— Begin —

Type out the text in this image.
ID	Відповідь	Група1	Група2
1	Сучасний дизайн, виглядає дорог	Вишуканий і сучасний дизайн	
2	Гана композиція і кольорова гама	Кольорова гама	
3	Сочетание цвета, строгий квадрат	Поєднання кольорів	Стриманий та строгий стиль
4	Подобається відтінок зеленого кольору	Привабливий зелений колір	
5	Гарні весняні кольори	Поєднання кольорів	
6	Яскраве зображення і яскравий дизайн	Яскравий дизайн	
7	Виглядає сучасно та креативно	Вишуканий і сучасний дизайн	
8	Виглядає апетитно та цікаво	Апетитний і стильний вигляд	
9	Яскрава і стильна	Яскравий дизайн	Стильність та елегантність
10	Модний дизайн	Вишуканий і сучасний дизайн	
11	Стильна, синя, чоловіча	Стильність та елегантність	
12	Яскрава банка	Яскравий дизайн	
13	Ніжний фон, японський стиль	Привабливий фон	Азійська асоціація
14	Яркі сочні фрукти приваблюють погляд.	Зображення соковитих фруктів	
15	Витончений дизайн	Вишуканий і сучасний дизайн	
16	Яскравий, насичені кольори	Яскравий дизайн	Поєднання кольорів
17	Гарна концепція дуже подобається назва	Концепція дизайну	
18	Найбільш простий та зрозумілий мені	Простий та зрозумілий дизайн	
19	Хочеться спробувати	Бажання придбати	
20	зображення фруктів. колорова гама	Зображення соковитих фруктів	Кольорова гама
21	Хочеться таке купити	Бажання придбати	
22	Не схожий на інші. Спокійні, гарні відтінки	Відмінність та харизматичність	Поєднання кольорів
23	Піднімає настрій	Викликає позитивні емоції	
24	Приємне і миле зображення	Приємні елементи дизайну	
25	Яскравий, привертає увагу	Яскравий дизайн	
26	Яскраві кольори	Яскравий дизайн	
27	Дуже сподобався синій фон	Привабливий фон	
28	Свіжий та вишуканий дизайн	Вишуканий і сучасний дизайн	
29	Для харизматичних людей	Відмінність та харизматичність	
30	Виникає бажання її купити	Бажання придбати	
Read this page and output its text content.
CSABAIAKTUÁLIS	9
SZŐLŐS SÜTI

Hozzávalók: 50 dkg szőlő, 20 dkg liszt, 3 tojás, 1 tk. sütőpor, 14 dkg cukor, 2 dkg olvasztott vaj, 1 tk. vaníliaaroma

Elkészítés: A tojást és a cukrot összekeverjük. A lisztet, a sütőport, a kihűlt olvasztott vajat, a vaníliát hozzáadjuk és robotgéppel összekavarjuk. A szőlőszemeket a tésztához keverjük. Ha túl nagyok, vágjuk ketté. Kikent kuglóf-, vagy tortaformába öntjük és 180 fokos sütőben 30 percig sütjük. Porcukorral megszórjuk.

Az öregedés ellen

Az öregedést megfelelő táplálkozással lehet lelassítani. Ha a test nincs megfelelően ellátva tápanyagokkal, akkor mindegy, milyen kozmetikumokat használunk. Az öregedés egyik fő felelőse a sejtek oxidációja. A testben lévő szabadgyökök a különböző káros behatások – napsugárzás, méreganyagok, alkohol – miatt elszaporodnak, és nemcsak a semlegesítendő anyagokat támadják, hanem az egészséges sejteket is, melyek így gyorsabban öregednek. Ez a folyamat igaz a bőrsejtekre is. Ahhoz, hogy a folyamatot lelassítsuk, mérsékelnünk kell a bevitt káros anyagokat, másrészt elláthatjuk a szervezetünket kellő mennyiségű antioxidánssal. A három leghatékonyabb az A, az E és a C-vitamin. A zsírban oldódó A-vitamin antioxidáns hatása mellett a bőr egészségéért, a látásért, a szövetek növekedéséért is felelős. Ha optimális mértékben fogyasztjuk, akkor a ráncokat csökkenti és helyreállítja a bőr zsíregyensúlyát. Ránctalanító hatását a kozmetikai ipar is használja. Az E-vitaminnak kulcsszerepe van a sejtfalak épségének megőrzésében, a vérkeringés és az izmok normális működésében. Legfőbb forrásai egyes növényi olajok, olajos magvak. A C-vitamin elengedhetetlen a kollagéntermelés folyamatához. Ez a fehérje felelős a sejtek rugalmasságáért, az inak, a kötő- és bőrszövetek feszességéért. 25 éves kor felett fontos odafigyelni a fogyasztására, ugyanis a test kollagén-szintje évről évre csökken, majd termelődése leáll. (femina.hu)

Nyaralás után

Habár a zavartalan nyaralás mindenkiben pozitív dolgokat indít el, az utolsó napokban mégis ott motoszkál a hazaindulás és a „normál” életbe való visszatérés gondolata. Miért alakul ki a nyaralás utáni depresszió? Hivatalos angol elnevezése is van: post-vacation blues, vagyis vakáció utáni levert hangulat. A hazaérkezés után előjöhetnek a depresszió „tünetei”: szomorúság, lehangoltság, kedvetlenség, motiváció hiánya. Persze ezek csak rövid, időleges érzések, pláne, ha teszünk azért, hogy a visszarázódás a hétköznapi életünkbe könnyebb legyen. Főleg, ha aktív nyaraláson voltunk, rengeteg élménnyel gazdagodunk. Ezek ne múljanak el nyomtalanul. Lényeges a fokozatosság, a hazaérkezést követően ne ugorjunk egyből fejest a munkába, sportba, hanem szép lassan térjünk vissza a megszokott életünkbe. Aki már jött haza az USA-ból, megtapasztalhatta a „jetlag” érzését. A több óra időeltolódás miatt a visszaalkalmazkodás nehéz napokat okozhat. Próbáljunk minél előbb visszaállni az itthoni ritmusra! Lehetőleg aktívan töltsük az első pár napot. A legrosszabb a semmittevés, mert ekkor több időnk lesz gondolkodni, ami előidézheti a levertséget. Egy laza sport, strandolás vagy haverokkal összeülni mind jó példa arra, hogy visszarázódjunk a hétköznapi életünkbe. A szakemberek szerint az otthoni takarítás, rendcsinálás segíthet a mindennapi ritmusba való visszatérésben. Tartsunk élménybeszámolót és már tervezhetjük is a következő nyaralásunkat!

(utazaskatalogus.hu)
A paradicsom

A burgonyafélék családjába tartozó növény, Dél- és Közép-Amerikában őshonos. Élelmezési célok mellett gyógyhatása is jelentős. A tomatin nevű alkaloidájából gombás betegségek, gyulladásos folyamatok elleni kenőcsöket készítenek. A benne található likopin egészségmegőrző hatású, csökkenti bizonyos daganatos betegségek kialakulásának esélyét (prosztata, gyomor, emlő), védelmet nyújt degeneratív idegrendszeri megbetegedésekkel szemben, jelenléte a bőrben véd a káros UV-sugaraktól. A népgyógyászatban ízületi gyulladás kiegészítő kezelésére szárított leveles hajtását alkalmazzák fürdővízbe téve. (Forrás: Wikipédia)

— End —

◆ DIRECTIVE ◆
All of the records must be retyped exactly as they are.

◆ ANSWER TO THIS TASK ◆
Type out the text in this image.
ID	Відповідь	Група1	Група2
1	Сучасний дизайн, виглядає дорог	Вишуканий і сучасний дизайн	
2	Гана композиція і кольорова гама	Кольорова гама	
3	Сочетание цвета, строгий квадрат	Поєднання кольорів	Стриманий та строгий стиль
4	Подобається відтінок зеленого кольору	Привабливий зелений колір	
5	Гарні весняні кольори	Поєднання кольорів	
6	Яскраве зображення і яскравий дизайн	Яскравий дизайн	
7	Виглядає сучасно та креативно	Вишуканий і сучасний дизайн	
8	Виглядає апетитно та цікаво	Апетитний і стильний вигляд	
9	Яскрава і стильна	Яскравий дизайн	Стильність та елегантність
10	Модний дизайн	Вишуканий і сучасний дизайн	
11	Стильна, синя, чоловіча	Стильність та елегантність	
12	Яскрава банка	Яскравий дизайн	
13	Ніжний фон, японський стиль	Привабливий фон	Азійська асоціація
14	Яркі сочні фрукти приваблюють погляд.	Зображення соковитих фруктів	
15	Витончений дизайн	Вишуканий і сучасний дизайн	
16	Яскравий, насичені кольори	Яскравий дизайн	Поєднання кольорів
17	Гарна концепція дуже подобається назва	Концепція дизайну	
18	Найбільш простий та зрозумілий мені	Простий та зрозумілий дизайн	
19	Хочеться спробувати	Бажання придбати	
20	зображення фруктів. колорова гама	Зображення соковитих фруктів	Кольорова гама
21	Хочеться таке купити	Бажання придбати	
22	Не схожий на інші. Спокійні, гарні відтінки	Відмінність та харизматичність	Поєднання кольорів
23	Піднімає настрій	Викликає позитивні емоції	
24	Приємне і миле зображення	Приємні елементи дизайну	
25	Яскравий, привертає увагу	Яскравий дизайн	
26	Яскраві кольори	Яскравий дизайн	
27	Дуже сподобався синій фон	Привабливий фон	
28	Свіжий та вишуканий дизайн	Вишуканий і сучасний дизайн	
29	Для харизматичних людей	Відмінність та харизматичність	
30	Виникає бажання її купити	Бажання придбати	
Read this page and output its text content.
CSABAIAKTUÁLIS	9
SZŐLŐS SÜTI

Hozzávalók: 50 dkg szőlő, 20 dkg liszt, 3 tojás, 1 tk. sütőpor, 14 dkg cukor, 2 dkg olvasztott vaj, 1 tk. vaníliaaroma

Elkészítés: A tojást és a cukrot összekeverjük. A lisztet, a sütőport, a kihűlt olvasztott vajat, a vaníliát hozzáadjuk és robotgéppel összekavarjuk. A szőlőszemeket a tésztához keverjük. Ha túl nagyok, vágjuk ketté. Kikent kuglóf-, vagy tortaformába öntjük és 180 fokos sütőben 30 percig sütjük. Porcukorral megszórjuk.

Az öregedés ellen

Az öregedést megfelelő táplálkozással lehet lelassítani. Ha a test nincs megfelelően ellátva tápanyagokkal, akkor mindegy, milyen kozmetikumokat használunk. Az öregedés egyik fő felelőse a sejtek oxidációja. A testben lévő szabadgyökök a különböző káros behatások – napsugárzás, méreganyagok, alkohol – miatt elszaporodnak, és nemcsak a semlegesítendő anyagokat támadják, hanem az egészséges sejteket is, melyek így gyorsabban öregednek. Ez a folyamat igaz a bőrsejtekre is. Ahhoz, hogy a folyamatot lelassítsuk, mérsékelnünk kell a bevitt káros anyagokat, másrészt elláthatjuk a szervezetünket kellő mennyiségű antioxidánssal. A három leghatékonyabb az A, az E és a C-vitamin. A zsírban oldódó A-vitamin antioxidáns hatása mellett a bőr egészségéért, a látásért, a szövetek növekedéséért is felelős. Ha optimális mértékben fogyasztjuk, akkor a ráncokat csökkenti és helyreállítja a bőr zsíregyensúlyát. Ránctalanító hatását a kozmetikai ipar is használja. Az E-vitaminnak kulcsszerepe van a sejtfalak épségének megőrzésében, a vérkeringés és az izmok normális működésében. Legfőbb forrásai egyes növényi olajok, olajos magvak. A C-vitamin elengedhetetlen a kollagéntermelés folyamatához. Ez a fehérje felelős a sejtek rugalmasságáért, az inak, a kötő- és bőrszövetek feszességéért. 25 éves kor felett fontos odafigyelni a fogyasztására, ugyanis a test kollagén-szintje évről évre csökken, majd termelődése leáll. (femina.hu)

Nyaralás után

Habár a zavartalan nyaralás mindenkiben pozitív dolgokat indít el, az utolsó napokban mégis ott motoszkál a hazaindulás és a „normál” életbe való visszatérés gondolata. Miért alakul ki a nyaralás utáni depresszió? Hivatalos angol elnevezése is van: post-vacation blues, vagyis vakáció utáni levert hangulat. A hazaérkezés után előjöhetnek a depresszió „tünetei”: szomorúság, lehangoltság, kedvetlenség, motiváció hiánya. Persze ezek csak rövid, időleges érzések, pláne, ha teszünk azért, hogy a visszarázódás a hétköznapi életünkbe könnyebb legyen. Főleg, ha aktív nyaraláson voltunk, rengeteg élménnyel gazdagodunk. Ezek ne múljanak el nyomtalanul. Lényeges a fokozatosság, a hazaérkezést követően ne ugorjunk egyből fejest a munkába, sportba, hanem szép lassan térjünk vissza a megszokott életünkbe. Aki már jött haza az USA-ból, megtapasztalhatta a „jetlag” érzését. A több óra időeltolódás miatt a visszaalkalmazkodás nehéz napokat okozhat. Próbáljunk minél előbb visszaállni az itthoni ritmusra! Lehetőleg aktívan töltsük az első pár napot. A legrosszabb a semmittevés, mert ekkor több időnk lesz gondolkodni, ami előidézheti a levertséget. Egy laza sport, strandolás vagy haverokkal összeülni mind jó példa arra, hogy visszarázódjunk a hétköznapi életünkbe. A szakemberek szerint az otthoni takarítás, rendcsinálás segíthet a mindennapi ritmusba való visszatérésben. Tartsunk élménybeszámolót és már tervezhetjük is a következő nyaralásunkat!

(utazaskatalogus.hu)
A paradicsom

A burgonyafélék családjába tartozó növény, Dél- és Közép-Amerikában őshonos. Élelmezési célok mellett gyógyhatása is jelentős. A tomatin nevű alkaloidájából gombás betegségek, gyulladásos folyamatok elleni kenőcsöket készítenek. A benne található likopin egészségmegőrző hatású, csökkenti bizonyos daganatos betegségek kialakulásának esélyét (prosztata, gyomor, emlő), védelmet nyújt degeneratív idegrendszeri megbetegedésekkel szemben, jelenléte a bőrben véd a káros UV-sugaraktól. A népgyógyászatban ízületi gyulladás kiegészítő kezelésére szárított leveles hajtását alkalmazzák fürdővízbe téve. (Forrás: Wikipédia)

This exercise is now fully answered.